───── Given data ─────

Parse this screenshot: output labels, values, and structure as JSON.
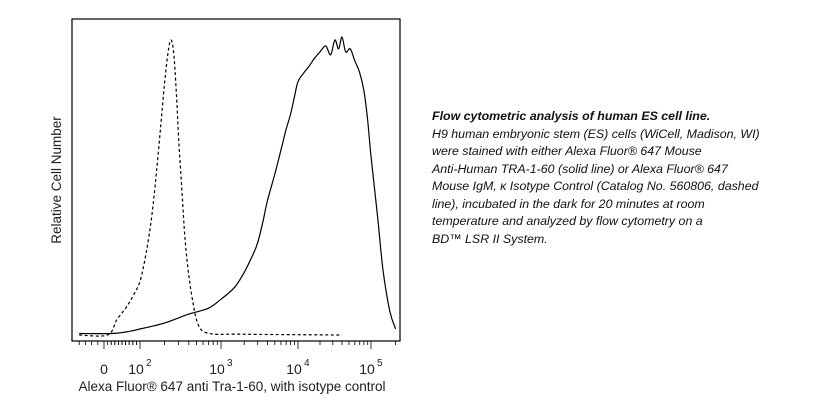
{
  "chart_data": {
    "type": "line",
    "title": "",
    "xlabel": "Alexa Fluor® 647 anti Tra-1-60, with isotype control",
    "ylabel": "Relative Cell Number",
    "x_scale": "biexponential",
    "xlim": [
      -50,
      220000
    ],
    "ylim": [
      0,
      100
    ],
    "x_ticks": [
      {
        "value": 0,
        "label": "0",
        "exp": ""
      },
      {
        "value": 100,
        "label": "10",
        "exp": "2"
      },
      {
        "value": 1000,
        "label": "10",
        "exp": "3"
      },
      {
        "value": 10000,
        "label": "10",
        "exp": "4"
      },
      {
        "value": 100000,
        "label": "10",
        "exp": "5"
      }
    ],
    "grid": false,
    "legend": "none",
    "series": [
      {
        "style": "dashed",
        "x": [
          -40,
          10,
          35,
          60,
          80,
          100,
          120,
          140,
          160,
          180,
          200,
          220,
          240,
          260,
          280,
          300,
          330,
          360,
          400,
          450,
          500,
          560,
          620,
          700,
          800,
          1000,
          1500,
          3000,
          10000,
          40000
        ],
        "y": [
          0,
          0,
          5,
          9,
          13,
          18,
          28,
          40,
          55,
          70,
          84,
          94,
          99,
          95,
          82,
          66,
          48,
          32,
          20,
          11,
          5,
          2,
          1,
          0.6,
          0.3,
          0.2,
          0.3,
          0.2,
          0.1,
          0
        ]
      },
      {
        "style": "solid",
        "x": [
          -40,
          20,
          60,
          100,
          200,
          400,
          700,
          1000,
          1500,
          2000,
          2600,
          3000,
          3500,
          4000,
          5000,
          6000,
          7000,
          8000,
          9000,
          10000,
          12000,
          14000,
          17000,
          20000,
          24000,
          28000,
          32000,
          36000,
          40000,
          45000,
          52000,
          60000,
          70000,
          80000,
          90000,
          100000,
          120000,
          140000,
          170000,
          200000
        ],
        "y": [
          0.5,
          0.5,
          1,
          2,
          4,
          7,
          9,
          12,
          16,
          21,
          27,
          31,
          38,
          45,
          54,
          62,
          69,
          74,
          80,
          85,
          88,
          90,
          93,
          95,
          97,
          94,
          99,
          96,
          100,
          95,
          96,
          92,
          88,
          82,
          72,
          60,
          40,
          22,
          8,
          2
        ]
      }
    ]
  },
  "caption": {
    "title": "Flow cytometric analysis of human ES cell line.",
    "lines": [
      "H9 human embryonic stem (ES) cells (WiCell, Madison, WI)",
      "were stained with either Alexa Fluor® 647 Mouse",
      "Anti-Human TRA-1-60 (solid line) or Alexa Fluor® 647",
      "Mouse IgM, κ Isotype Control (Catalog No. 560806, dashed",
      "line), incubated in the dark for 20 minutes at room",
      "temperature and analyzed by flow cytometry on a",
      "BD™ LSR II System."
    ]
  }
}
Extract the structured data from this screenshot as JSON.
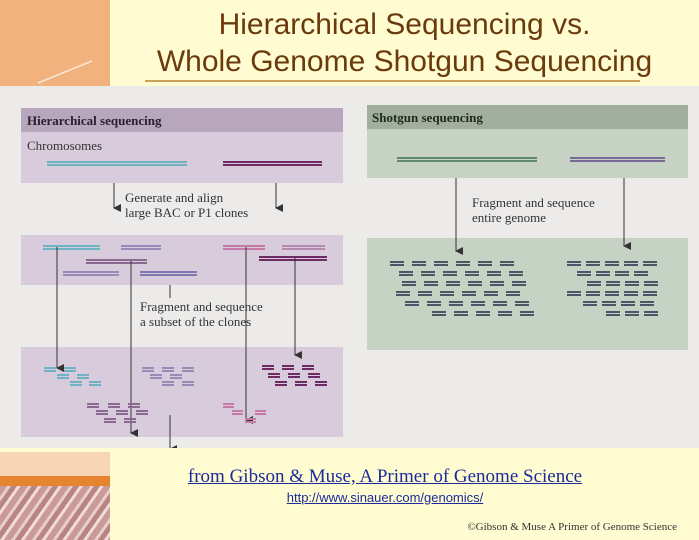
{
  "slide": {
    "title_line1": "Hierarchical Sequencing vs.",
    "title_line2": "Whole Genome Shotgun Sequencing",
    "source": "from Gibson & Muse, A Primer of Genome Science",
    "url": "http://www.sinauer.com/genomics/",
    "copyright": "©Gibson & Muse A Primer of Genome Science"
  },
  "hierarchical": {
    "header": "Hierarchical sequencing",
    "chromosomes_label": "Chromosomes",
    "step1_line1": "Generate and align",
    "step1_line2": "large BAC or P1 clones",
    "step2_line1": "Fragment and sequence",
    "step2_line2": "a subset of the clones"
  },
  "shotgun": {
    "header": "Shotgun sequencing",
    "step1_line1": "Fragment and sequence",
    "step1_line2": "entire genome"
  },
  "colors": {
    "background": "#fffcd2",
    "title": "#6b3a0c",
    "link": "#1c2b9a",
    "hier_header": "#b8a6bc",
    "hier_panel": "#d8cbdb",
    "shotgun_header": "#a2af9f",
    "shotgun_panel": "#c6d3c4",
    "cyan": "#6fb2c2",
    "purple": "#6e2a62",
    "lavender": "#9a8ab8",
    "pink": "#c77aa8",
    "green": "#5f8a6c",
    "slate": "#4d5566"
  }
}
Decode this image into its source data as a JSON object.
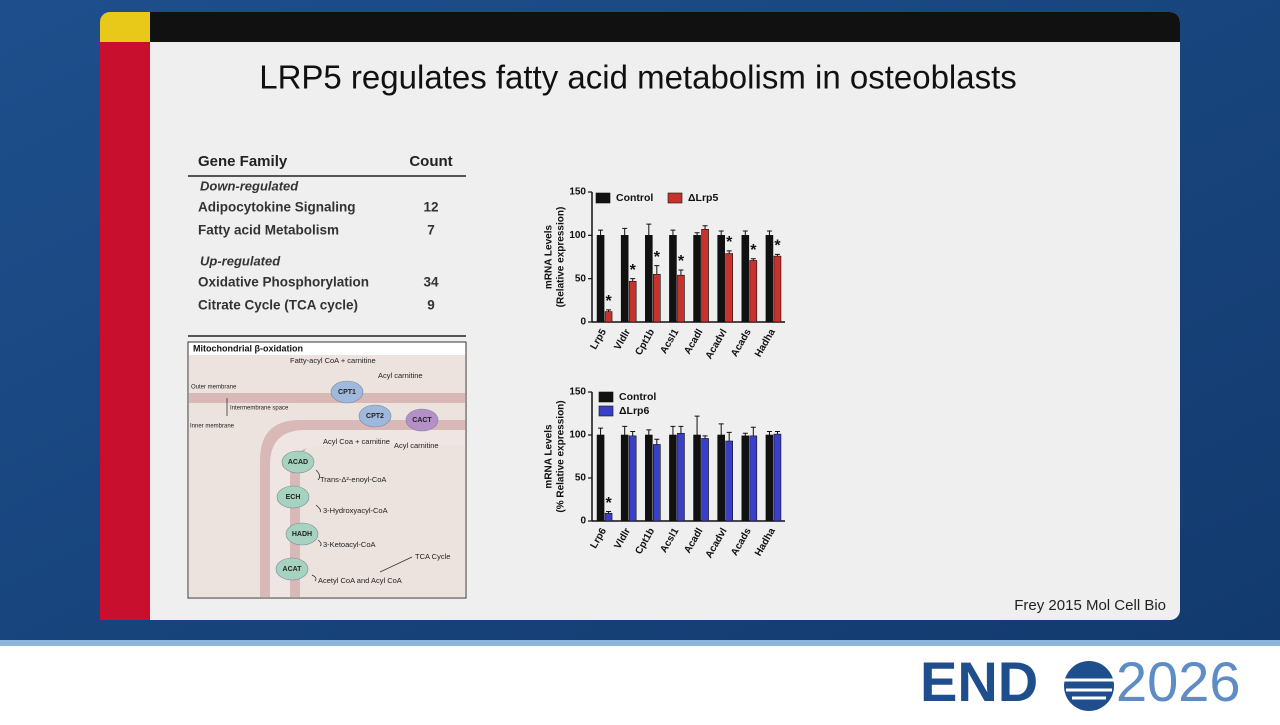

─────

In the copy, include every record exactly and no pictures at all.

Parse this screenshot: output labels, values, and structure as JSON.
{
  "chart_data": {
    "type": "line",
    "title": "",
    "xlabel": "Alexa Fluor® 647 anti Tra-1-60, with isotype control",
    "ylabel": "Relative Cell Number",
    "x_scale": "biexponential",
    "xlim": [
      -50,
      220000
    ],
    "ylim": [
      0,
      100
    ],
    "x_ticks": [
      {
        "value": 0,
        "label": "0",
        "exp": ""
      },
      {
        "value": 100,
        "label": "10",
        "exp": "2"
      },
      {
        "value": 1000,
        "label": "10",
        "exp": "3"
      },
      {
        "value": 10000,
        "label": "10",
        "exp": "4"
      },
      {
        "value": 100000,
        "label": "10",
        "exp": "5"
      }
    ],
    "grid": false,
    "legend": "none",
    "series": [
      {
        "style": "dashed",
        "x": [
          -40,
          10,
          35,
          60,
          80,
          100,
          120,
          140,
          160,
          180,
          200,
          220,
          240,
          260,
          280,
          300,
          330,
          360,
          400,
          450,
          500,
          560,
          620,
          700,
          800,
          1000,
          1500,
          3000,
          10000,
          40000
        ],
        "y": [
          0,
          0,
          5,
          9,
          13,
          18,
          28,
          40,
          55,
          70,
          84,
          94,
          99,
          95,
          82,
          66,
          48,
          32,
          20,
          11,
          5,
          2,
          1,
          0.6,
          0.3,
          0.2,
          0.3,
          0.2,
          0.1,
          0
        ]
      },
      {
        "style": "solid",
        "x": [
          -40,
          20,
          60,
          100,
          200,
          400,
          700,
          1000,
          1500,
          2000,
          2600,
          3000,
          3500,
          4000,
          5000,
          6000,
          7000,
          8000,
          9000,
          10000,
          12000,
          14000,
          17000,
          20000,
          24000,
          28000,
          32000,
          36000,
          40000,
          45000,
          52000,
          60000,
          70000,
          80000,
          90000,
          100000,
          120000,
          140000,
          170000,
          200000
        ],
        "y": [
          0.5,
          0.5,
          1,
          2,
          4,
          7,
          9,
          12,
          16,
          21,
          27,
          31,
          38,
          45,
          54,
          62,
          69,
          74,
          80,
          85,
          88,
          90,
          93,
          95,
          97,
          94,
          99,
          96,
          100,
          95,
          96,
          92,
          88,
          82,
          72,
          60,
          40,
          22,
          8,
          2
        ]
      }
    ]
  },
  "caption": {
    "title": "Flow cytometric analysis of human ES cell line.",
    "lines": [
      "H9 human embryonic stem (ES) cells (WiCell, Madison, WI)",
      "were stained with either Alexa Fluor® 647 Mouse",
      "Anti-Human TRA-1-60 (solid line) or Alexa Fluor® 647",
      "Mouse IgM, κ Isotype Control (Catalog No. 560806, dashed",
      "line), incubated in the dark for 20 minutes at room",
      "temperature and analyzed by flow cytometry on a",
      "BD™ LSR II System."
    ]
  }
}
Extract the structured data from this screenshot as JSON.
{
  "slide": {
    "title_line1": "Hierarchical Sequencing vs.",
    "title_line2": "Whole Genome Shotgun Sequencing",
    "source": "from Gibson & Muse, A Primer of Genome Science",
    "url": "http://www.sinauer.com/genomics/",
    "copyright": "©Gibson & Muse A Primer of Genome Science"
  },
  "hierarchical": {
    "header": "Hierarchical sequencing",
    "chromosomes_label": "Chromosomes",
    "step1_line1": "Generate and align",
    "step1_line2": "large BAC or P1 clones",
    "step2_line1": "Fragment and sequence",
    "step2_line2": "a subset of the clones"
  },
  "shotgun": {
    "header": "Shotgun sequencing",
    "step1_line1": "Fragment and sequence",
    "step1_line2": "entire genome"
  },
  "colors": {
    "background": "#fffcd2",
    "title": "#6b3a0c",
    "link": "#1c2b9a",
    "hier_header": "#b8a6bc",
    "hier_panel": "#d8cbdb",
    "shotgun_header": "#a2af9f",
    "shotgun_panel": "#c6d3c4",
    "cyan": "#6fb2c2",
    "purple": "#6e2a62",
    "lavender": "#9a8ab8",
    "pink": "#c77aa8",
    "green": "#5f8a6c",
    "slate": "#4d5566"
  }
}
Decode this image into its source data as a JSON object.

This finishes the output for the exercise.